- [Exercise set]:
[A] Using the article on the film Antony below, decide whether each statement agrees with it: (i) the film was largely shot in Kodaikanal; (ii) Sivatmikha was 21 when she composed the album's songs; (iii) the film was released in May 2018. For each, answer yes or no and quote the deciding words.
[B] Reproduce the article on the film Antony below word for word, from "Antony is a" to "1 June 2018.".
[C] According to the article on the film Antony below, why was the film given the title Antony?

- [Excerpt to read]:
──────
Antony is a 2018 Indian Tamil-language action drama film written and directed by Kutti Kumar. The film stars Lal, Nishanth and Vaishali in the lead roles. It was released on 1 June 2018.

Cast 

 Lal as George 
Nishanth as Antony 
Vaishali as Maha 
Rekha
Sampath Ram
Cheran Raj
Veppam Raja
Billa Jegan
Rajkanth
Shiva
Rajkumar

Production 
The film was marketed as "India’s first claustrophobic science thriller", with the premise of a man being stuck in a car under the ground. The film was largely shot in Kodaikanal. The film was titled Antony as a tribute to actor Raghuvaran, who immortalised the name in the film Baashha (1995).

Soundtrack 
The soundtrack was composed by debutant, Sivatmikha, who composed songs for the album aged 19. She was approached by producer Vivek after she had promoted her work on Facebook.

The songs of the film were released in a ceremony held in May 2018.
──────
- [Given data]:
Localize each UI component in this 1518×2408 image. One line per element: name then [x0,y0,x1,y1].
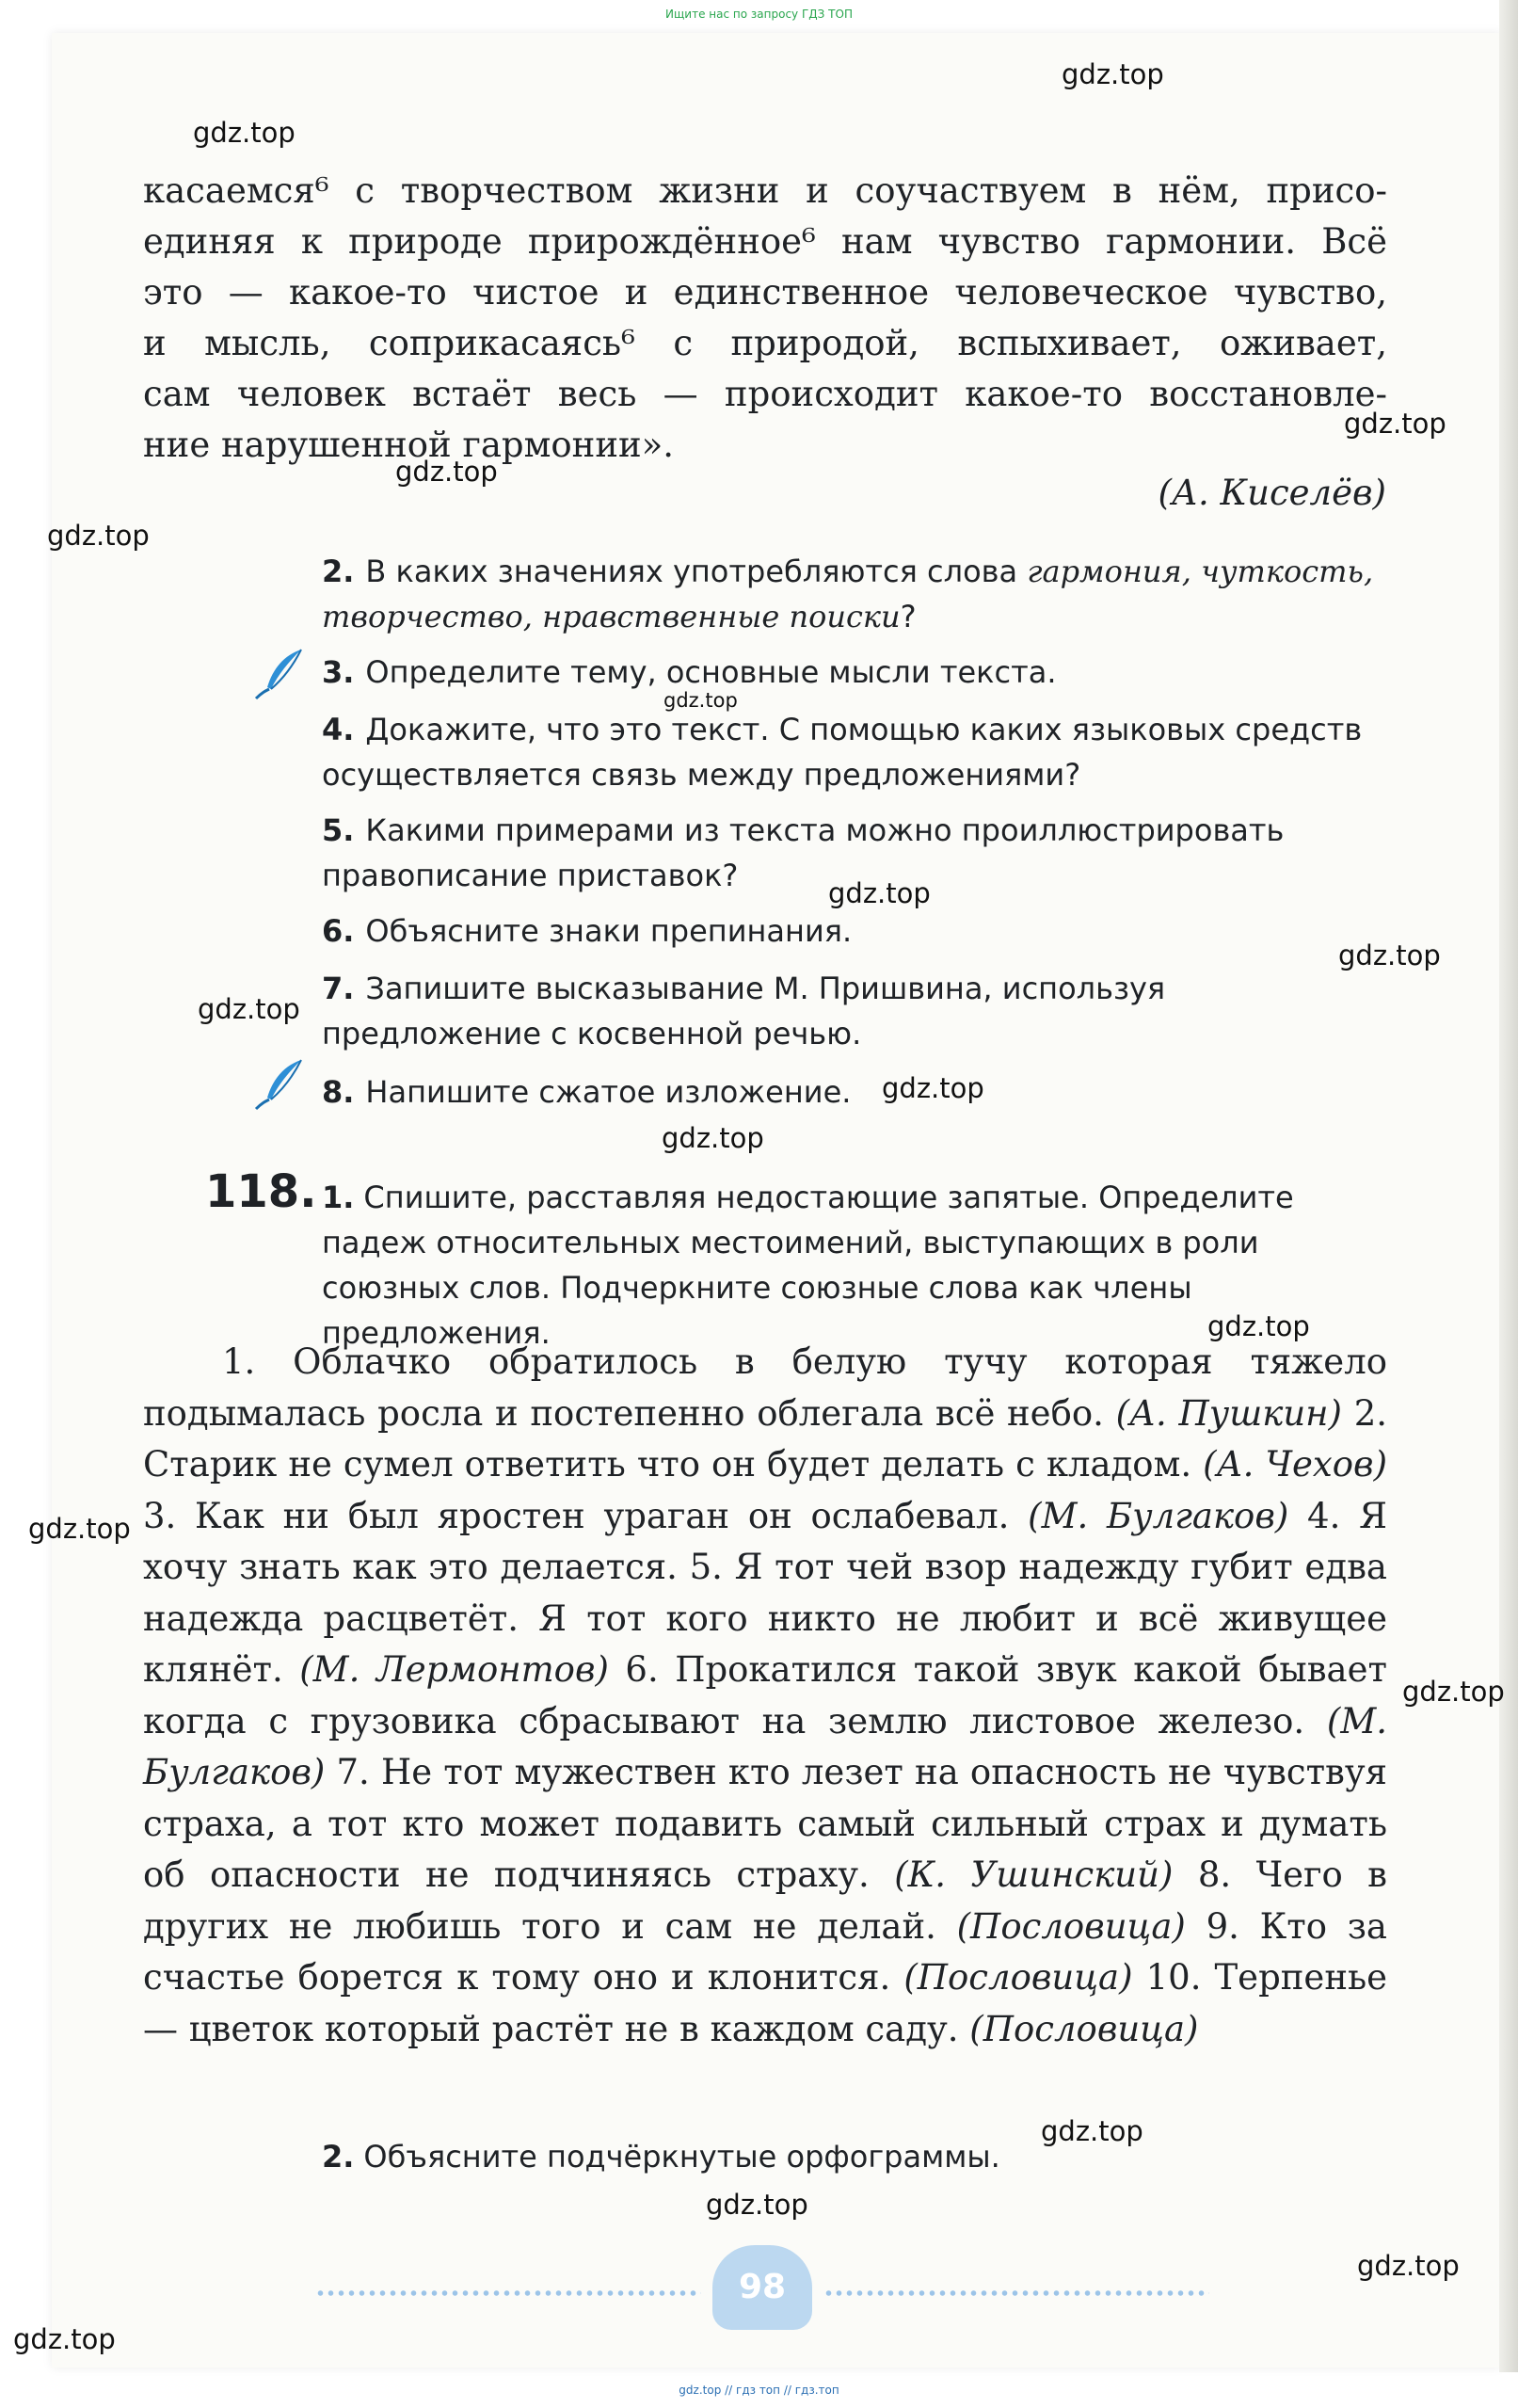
──────
- [Task-by-task results]:
[A]
(i) Yes: "The film was largely shot in Kodaikanal."
(ii) No: "who composed songs for the album aged 19"
(iii) No: "It was released on 1 June 2018."

[B]
Antony is a 2018 Indian Tamil-language action drama film written and directed by Kutti Kumar. The film stars Lal, Nishanth and Vaishali in the lead roles. It was released on 1 June 2018.

[C] It was a tribute to actor Raghuvaran, who made the name memorable in the film Baashha (1995).